_EXERCISE DESCRIPTION:_ For this exercise, copy out each line of the material below that includes "cells".

_DATA SHOWN:_
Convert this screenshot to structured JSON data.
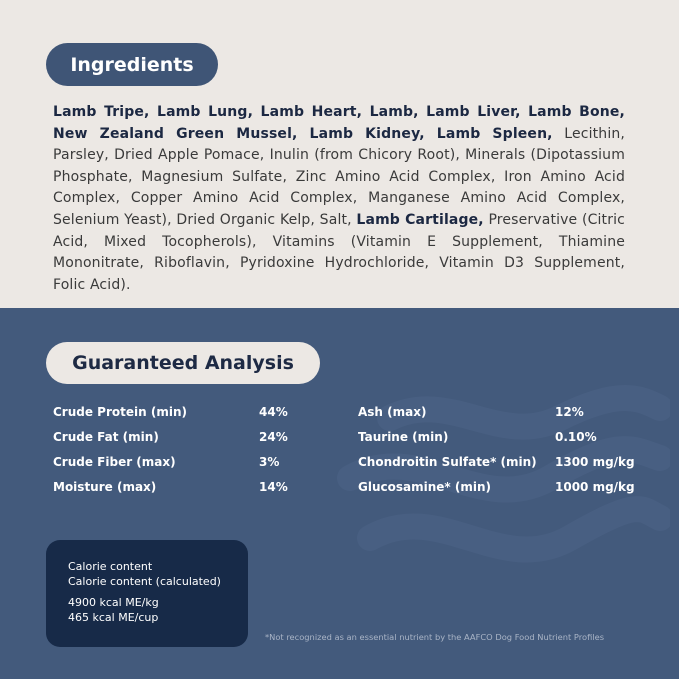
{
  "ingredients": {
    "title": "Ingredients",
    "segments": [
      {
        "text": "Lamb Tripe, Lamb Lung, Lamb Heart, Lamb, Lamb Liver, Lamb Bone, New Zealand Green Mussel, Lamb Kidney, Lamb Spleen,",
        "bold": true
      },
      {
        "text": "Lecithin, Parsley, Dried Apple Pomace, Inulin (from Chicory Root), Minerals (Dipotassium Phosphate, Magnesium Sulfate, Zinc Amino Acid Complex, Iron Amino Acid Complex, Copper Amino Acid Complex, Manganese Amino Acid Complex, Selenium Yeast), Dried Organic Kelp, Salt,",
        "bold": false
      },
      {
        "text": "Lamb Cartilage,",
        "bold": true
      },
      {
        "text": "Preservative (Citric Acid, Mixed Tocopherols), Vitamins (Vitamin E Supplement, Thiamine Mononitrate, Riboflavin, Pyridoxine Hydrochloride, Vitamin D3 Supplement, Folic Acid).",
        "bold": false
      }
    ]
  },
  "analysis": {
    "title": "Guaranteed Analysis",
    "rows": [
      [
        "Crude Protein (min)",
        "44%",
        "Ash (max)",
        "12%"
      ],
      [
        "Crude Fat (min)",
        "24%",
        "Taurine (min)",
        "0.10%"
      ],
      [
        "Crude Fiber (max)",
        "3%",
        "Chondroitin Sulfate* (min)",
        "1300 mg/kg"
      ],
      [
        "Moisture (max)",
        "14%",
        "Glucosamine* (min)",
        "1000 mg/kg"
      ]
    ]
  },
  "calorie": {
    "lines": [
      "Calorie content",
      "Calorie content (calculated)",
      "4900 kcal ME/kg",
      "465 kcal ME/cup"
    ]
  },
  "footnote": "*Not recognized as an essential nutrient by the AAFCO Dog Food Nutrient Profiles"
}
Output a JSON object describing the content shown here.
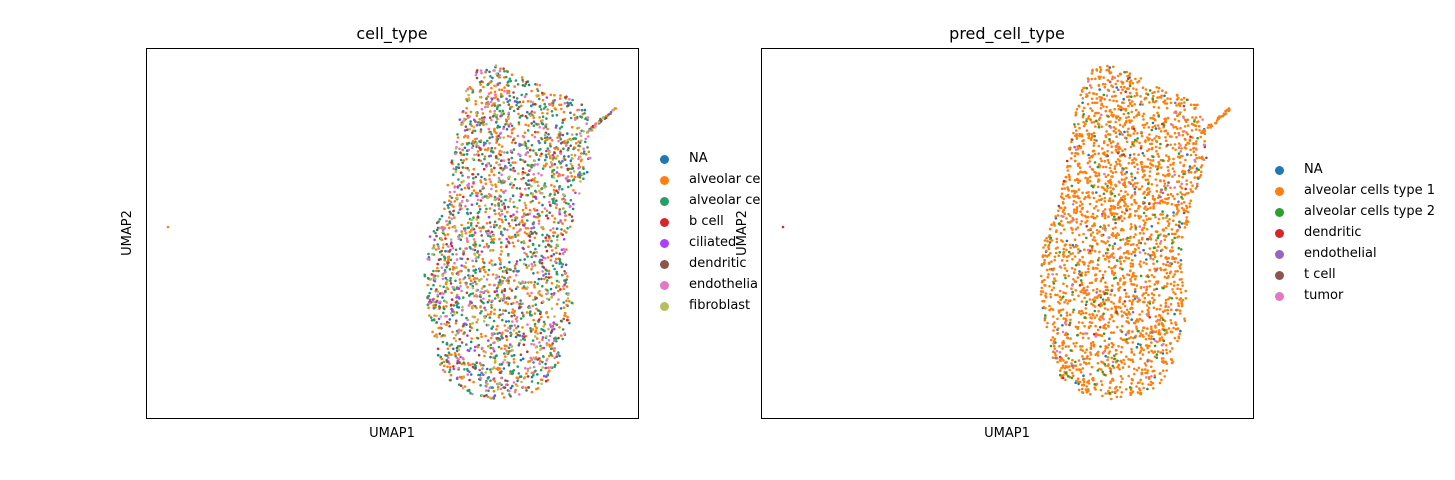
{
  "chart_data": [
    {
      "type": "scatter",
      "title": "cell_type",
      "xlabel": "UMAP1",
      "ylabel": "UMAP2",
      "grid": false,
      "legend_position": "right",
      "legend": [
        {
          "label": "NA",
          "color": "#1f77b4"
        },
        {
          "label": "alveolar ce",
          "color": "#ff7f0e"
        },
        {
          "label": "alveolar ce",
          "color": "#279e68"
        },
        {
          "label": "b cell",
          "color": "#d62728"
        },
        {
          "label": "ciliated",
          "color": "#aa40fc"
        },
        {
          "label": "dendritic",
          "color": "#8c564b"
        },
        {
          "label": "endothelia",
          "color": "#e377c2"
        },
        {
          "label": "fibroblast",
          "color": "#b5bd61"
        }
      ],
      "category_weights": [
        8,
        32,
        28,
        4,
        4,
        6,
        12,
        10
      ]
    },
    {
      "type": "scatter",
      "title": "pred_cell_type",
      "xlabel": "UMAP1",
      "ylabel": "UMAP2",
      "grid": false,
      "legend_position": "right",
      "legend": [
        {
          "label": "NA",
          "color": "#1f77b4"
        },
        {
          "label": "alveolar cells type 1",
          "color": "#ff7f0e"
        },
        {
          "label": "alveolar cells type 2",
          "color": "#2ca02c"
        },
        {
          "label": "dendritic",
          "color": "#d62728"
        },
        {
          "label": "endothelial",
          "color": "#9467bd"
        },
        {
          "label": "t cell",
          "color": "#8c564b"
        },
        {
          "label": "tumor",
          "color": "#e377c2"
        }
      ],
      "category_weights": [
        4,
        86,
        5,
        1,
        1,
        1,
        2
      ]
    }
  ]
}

_OUTPUT OF THE TASK:_
          "label": "alveolar cells type 1",
          "label": "alveolar cells type 2",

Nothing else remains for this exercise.